■ REQUIRED TASK ■
Copy, from the entries below, each line where the word "sigma" can be found.

■ MATERIAL FOR THIS TASK ■
++++++++

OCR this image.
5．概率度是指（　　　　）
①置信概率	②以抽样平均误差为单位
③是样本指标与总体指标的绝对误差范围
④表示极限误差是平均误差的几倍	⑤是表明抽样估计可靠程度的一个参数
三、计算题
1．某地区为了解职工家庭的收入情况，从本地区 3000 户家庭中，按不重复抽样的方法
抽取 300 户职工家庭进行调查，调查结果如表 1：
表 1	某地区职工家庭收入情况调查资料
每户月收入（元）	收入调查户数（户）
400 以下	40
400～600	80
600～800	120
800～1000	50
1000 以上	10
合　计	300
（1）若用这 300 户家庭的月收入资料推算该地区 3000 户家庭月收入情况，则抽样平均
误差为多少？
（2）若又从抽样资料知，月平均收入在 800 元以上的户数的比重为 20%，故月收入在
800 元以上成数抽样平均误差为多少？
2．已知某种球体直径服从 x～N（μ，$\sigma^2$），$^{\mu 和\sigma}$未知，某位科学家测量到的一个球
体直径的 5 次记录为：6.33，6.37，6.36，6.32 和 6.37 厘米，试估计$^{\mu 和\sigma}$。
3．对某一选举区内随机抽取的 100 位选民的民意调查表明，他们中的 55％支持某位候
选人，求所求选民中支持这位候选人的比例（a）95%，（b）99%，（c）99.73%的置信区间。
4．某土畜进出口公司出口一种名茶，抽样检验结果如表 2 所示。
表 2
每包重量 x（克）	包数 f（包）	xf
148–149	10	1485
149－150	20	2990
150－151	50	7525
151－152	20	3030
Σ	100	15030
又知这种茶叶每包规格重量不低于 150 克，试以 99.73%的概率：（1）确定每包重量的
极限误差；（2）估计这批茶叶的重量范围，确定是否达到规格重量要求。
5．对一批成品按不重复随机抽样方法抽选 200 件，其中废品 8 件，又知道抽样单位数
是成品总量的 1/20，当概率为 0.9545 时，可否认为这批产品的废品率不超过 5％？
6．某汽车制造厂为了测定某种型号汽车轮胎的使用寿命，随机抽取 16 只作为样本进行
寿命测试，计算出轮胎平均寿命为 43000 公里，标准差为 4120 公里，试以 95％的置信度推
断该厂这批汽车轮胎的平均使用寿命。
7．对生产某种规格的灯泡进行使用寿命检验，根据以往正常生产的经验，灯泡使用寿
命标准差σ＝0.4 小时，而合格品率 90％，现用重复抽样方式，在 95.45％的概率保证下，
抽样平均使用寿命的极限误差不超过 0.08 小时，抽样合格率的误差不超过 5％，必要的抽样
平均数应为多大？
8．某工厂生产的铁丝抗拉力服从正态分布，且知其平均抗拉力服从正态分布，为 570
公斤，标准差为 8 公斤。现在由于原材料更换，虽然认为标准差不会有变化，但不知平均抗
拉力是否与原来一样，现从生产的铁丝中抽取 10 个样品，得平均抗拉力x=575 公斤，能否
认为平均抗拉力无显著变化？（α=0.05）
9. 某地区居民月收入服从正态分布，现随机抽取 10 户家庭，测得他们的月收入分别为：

++++++++

■ TASK RESULT ■
2．已知某种球体直径服从 x～N（μ，$\sigma^2$），$^{\mu 和\sigma}$未知，某位科学家测量到的一个球
体直径的 5 次记录为：6.33，6.37，6.36，6.32 和 6.37 厘米，试估计$^{\mu 和\sigma}$。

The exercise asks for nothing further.